- _Collected data entries_

--- BEGIN ---

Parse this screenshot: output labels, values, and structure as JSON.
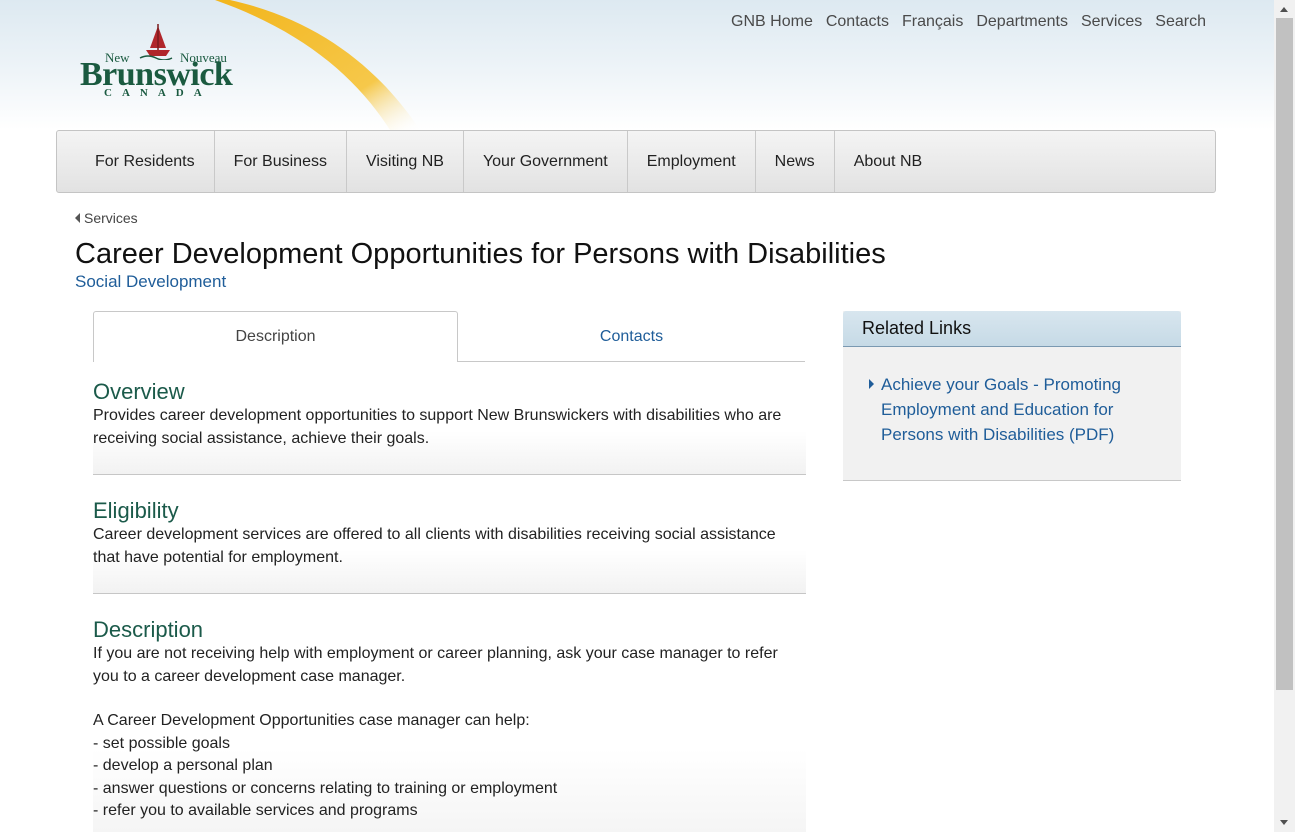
{
  "header": {
    "logo": {
      "new": "New",
      "nouveau": "Nouveau",
      "brunswick": "Brunswick",
      "canada": "CANADA"
    },
    "utility_nav": [
      "GNB Home",
      "Contacts",
      "Français",
      "Departments",
      "Services",
      "Search"
    ]
  },
  "main_nav": [
    "For Residents",
    "For Business",
    "Visiting NB",
    "Your Government",
    "Employment",
    "News",
    "About NB"
  ],
  "breadcrumb": {
    "label": "Services"
  },
  "page": {
    "title": "Career Development Opportunities for Persons with Disabilities",
    "department": "Social Development"
  },
  "tabs": {
    "description": "Description",
    "contacts": "Contacts",
    "active": "Description"
  },
  "sections": {
    "overview": {
      "heading": "Overview",
      "text": "Provides career development opportunities to support New Brunswickers with disabilities who are receiving social assistance, achieve their goals."
    },
    "eligibility": {
      "heading": "Eligibility",
      "text": "Career development services are offered to all clients with disabilities receiving social assistance that have potential for employment."
    },
    "description": {
      "heading": "Description",
      "para1": "If you are not receiving help with employment or career planning, ask your case manager to refer you to a career development case manager.",
      "list_intro": "A Career Development Opportunities case manager can help:",
      "items": [
        "- set possible goals",
        "- develop a personal plan",
        "- answer questions or concerns relating to training or employment",
        "- refer you to available services and programs"
      ]
    }
  },
  "related_links": {
    "heading": "Related Links",
    "items": [
      "Achieve your Goals - Promoting Employment and Education for Persons with Disabilities (PDF)"
    ]
  },
  "colors": {
    "link": "#1f5d99",
    "heading_green": "#1b5a4a",
    "logo_green": "#1a5a40",
    "swoosh_yellow": "#f2b51c"
  }
}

--- END ---

- _Request_
Transcribe the complete set of entries verbatim. No pictures belong in the copy.

- _Final result_
Parse this screenshot: output labels, values, and structure as JSON.
{
  "header": {
    "logo": {
      "new": "New",
      "nouveau": "Nouveau",
      "brunswick": "Brunswick",
      "canada": "CANADA"
    },
    "utility_nav": [
      "GNB Home",
      "Contacts",
      "Français",
      "Departments",
      "Services",
      "Search"
    ]
  },
  "main_nav": [
    "For Residents",
    "For Business",
    "Visiting NB",
    "Your Government",
    "Employment",
    "News",
    "About NB"
  ],
  "breadcrumb": {
    "label": "Services"
  },
  "page": {
    "title": "Career Development Opportunities for Persons with Disabilities",
    "department": "Social Development"
  },
  "tabs": {
    "description": "Description",
    "contacts": "Contacts",
    "active": "Description"
  },
  "sections": {
    "overview": {
      "heading": "Overview",
      "text": "Provides career development opportunities to support New Brunswickers with disabilities who are receiving social assistance, achieve their goals."
    },
    "eligibility": {
      "heading": "Eligibility",
      "text": "Career development services are offered to all clients with disabilities receiving social assistance that have potential for employment."
    },
    "description": {
      "heading": "Description",
      "para1": "If you are not receiving help with employment or career planning, ask your case manager to refer you to a career development case manager.",
      "list_intro": "A Career Development Opportunities case manager can help:",
      "items": [
        "- set possible goals",
        "- develop a personal plan",
        "- answer questions or concerns relating to training or employment",
        "- refer you to available services and programs"
      ]
    }
  },
  "related_links": {
    "heading": "Related Links",
    "items": [
      "Achieve your Goals - Promoting Employment and Education for Persons with Disabilities (PDF)"
    ]
  },
  "colors": {
    "link": "#1f5d99",
    "heading_green": "#1b5a4a",
    "logo_green": "#1a5a40",
    "swoosh_yellow": "#f2b51c"
  }
}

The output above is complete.